Task: Scan the data below and report how many lines include the word "JSON". Nothing else is wanted.

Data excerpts
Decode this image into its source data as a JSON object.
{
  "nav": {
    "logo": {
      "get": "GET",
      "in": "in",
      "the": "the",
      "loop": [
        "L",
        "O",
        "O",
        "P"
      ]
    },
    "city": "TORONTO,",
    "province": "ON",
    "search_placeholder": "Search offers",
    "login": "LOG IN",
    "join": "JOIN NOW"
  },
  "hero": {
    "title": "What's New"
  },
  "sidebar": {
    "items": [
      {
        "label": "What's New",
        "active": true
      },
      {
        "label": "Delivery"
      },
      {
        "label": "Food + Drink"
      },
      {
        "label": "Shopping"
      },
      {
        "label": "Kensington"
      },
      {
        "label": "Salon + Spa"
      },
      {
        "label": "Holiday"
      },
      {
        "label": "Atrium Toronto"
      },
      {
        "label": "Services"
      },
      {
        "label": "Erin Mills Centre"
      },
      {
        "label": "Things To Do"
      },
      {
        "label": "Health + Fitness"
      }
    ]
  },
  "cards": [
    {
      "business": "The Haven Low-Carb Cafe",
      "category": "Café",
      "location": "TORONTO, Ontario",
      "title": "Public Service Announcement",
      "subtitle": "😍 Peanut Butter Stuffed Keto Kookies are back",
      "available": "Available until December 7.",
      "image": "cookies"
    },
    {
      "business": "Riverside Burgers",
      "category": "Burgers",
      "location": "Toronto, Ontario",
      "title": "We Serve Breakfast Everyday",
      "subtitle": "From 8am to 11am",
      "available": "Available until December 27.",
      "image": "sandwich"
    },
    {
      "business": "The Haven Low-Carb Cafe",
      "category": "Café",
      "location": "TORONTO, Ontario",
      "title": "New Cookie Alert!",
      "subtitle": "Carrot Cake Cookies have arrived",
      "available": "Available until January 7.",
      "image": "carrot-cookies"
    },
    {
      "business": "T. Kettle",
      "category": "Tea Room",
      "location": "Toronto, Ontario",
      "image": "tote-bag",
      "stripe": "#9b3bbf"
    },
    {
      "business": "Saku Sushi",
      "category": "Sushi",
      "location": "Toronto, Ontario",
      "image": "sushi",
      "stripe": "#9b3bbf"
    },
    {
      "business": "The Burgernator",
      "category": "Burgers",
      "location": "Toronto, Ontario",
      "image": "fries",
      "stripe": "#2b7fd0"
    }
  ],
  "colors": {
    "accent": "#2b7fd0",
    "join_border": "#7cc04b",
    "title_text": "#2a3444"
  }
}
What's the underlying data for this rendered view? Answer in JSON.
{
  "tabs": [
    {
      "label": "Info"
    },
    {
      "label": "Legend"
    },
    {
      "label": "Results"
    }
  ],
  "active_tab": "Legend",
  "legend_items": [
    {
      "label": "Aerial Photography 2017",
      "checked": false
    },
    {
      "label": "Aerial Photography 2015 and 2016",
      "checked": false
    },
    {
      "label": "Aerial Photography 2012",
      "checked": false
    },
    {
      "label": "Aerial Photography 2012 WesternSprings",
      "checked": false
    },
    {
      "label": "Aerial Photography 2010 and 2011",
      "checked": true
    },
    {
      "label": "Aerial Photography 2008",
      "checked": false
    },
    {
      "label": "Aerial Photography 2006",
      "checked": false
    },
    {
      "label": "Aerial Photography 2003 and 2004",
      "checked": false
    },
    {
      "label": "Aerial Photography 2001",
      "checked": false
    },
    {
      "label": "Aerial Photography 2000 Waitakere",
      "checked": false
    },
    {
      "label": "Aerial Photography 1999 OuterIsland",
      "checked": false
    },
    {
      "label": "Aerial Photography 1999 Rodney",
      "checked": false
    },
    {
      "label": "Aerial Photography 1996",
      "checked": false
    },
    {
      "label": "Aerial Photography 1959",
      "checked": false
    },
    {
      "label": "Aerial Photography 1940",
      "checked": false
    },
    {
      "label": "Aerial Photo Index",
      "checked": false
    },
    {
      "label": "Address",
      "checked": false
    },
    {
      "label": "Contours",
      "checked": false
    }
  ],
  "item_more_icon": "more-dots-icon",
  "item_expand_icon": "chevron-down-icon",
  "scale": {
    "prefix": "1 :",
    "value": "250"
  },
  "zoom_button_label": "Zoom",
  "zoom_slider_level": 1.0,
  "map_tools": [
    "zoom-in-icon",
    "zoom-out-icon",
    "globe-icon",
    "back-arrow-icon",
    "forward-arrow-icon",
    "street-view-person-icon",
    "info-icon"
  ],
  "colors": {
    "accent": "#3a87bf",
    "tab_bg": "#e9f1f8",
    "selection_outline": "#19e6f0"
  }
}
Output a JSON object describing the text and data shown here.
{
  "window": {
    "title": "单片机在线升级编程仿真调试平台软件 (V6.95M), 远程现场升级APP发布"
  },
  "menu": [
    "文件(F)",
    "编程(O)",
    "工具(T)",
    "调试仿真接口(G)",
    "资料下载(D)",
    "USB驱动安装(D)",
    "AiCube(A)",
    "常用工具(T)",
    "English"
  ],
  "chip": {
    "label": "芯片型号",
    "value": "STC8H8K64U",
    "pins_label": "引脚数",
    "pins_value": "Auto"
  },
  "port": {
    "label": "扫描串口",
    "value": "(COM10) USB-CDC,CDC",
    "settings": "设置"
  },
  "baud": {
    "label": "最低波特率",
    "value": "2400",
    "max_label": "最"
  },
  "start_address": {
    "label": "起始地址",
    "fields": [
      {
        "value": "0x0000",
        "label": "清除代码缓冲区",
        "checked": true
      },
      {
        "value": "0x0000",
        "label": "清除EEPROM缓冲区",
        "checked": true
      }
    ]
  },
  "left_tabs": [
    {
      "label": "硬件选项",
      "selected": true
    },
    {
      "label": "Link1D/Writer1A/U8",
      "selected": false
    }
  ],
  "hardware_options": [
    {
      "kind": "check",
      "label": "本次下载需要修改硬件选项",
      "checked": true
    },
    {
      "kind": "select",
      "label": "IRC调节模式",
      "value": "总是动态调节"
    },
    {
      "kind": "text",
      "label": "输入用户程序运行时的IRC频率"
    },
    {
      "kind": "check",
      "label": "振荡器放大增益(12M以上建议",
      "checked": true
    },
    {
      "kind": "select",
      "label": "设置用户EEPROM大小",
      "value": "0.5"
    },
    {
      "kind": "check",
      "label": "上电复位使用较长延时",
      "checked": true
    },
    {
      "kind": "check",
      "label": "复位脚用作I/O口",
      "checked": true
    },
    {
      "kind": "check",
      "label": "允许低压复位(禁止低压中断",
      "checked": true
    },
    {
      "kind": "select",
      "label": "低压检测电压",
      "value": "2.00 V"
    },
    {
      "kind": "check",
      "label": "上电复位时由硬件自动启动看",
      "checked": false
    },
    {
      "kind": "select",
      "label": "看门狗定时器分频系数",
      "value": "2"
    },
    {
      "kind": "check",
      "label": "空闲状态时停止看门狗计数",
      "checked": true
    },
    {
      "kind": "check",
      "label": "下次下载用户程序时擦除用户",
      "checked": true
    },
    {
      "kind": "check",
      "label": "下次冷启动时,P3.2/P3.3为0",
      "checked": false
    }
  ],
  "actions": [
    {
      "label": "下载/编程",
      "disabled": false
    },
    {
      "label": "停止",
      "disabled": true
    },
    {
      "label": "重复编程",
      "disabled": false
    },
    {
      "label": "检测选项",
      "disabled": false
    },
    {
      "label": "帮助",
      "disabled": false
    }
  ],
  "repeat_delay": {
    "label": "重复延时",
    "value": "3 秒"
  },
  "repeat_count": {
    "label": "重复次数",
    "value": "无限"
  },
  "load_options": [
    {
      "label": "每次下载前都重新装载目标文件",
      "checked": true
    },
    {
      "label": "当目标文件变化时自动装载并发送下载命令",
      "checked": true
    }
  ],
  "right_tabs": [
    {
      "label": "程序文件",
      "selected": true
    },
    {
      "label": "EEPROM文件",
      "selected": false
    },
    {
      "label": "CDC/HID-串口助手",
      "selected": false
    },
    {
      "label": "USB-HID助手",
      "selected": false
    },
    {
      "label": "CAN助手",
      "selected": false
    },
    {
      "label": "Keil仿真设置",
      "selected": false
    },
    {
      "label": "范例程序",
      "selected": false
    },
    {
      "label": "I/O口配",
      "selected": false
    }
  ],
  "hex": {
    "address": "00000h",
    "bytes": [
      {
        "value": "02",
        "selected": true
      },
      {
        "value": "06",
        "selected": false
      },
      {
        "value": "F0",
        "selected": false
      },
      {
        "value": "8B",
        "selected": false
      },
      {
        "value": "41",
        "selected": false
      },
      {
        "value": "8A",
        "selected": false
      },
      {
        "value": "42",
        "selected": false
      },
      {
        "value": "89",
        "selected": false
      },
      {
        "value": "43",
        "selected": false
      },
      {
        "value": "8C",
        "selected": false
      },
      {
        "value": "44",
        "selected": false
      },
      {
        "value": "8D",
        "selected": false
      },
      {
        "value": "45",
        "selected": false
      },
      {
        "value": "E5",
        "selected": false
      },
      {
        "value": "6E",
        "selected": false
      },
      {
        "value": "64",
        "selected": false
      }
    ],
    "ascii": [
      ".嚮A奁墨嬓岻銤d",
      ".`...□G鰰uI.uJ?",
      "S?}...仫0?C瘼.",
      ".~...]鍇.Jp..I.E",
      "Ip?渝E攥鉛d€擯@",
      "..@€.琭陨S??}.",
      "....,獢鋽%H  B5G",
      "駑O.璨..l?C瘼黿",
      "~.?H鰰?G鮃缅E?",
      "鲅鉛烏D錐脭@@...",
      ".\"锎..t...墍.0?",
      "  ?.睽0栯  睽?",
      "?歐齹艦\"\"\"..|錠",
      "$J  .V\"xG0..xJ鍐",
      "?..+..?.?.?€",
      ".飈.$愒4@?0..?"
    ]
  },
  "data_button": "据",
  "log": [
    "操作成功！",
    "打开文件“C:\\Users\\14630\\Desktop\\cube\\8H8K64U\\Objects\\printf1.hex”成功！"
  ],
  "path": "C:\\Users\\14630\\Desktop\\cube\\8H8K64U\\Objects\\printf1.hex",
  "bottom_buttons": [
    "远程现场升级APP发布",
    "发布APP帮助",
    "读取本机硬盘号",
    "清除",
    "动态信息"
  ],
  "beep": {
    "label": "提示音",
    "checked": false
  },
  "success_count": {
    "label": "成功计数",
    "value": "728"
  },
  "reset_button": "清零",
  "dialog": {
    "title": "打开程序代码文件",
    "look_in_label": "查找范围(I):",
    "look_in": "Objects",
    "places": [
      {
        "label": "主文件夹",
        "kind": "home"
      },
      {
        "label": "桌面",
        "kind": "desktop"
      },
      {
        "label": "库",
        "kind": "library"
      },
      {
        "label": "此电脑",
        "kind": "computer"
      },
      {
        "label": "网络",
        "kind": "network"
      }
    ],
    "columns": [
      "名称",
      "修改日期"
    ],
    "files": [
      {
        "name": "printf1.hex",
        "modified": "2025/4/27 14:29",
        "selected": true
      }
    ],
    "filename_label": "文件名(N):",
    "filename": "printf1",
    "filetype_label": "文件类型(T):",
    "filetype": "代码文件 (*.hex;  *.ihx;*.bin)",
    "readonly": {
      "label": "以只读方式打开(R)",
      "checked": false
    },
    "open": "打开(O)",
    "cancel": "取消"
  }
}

Exercise response: 3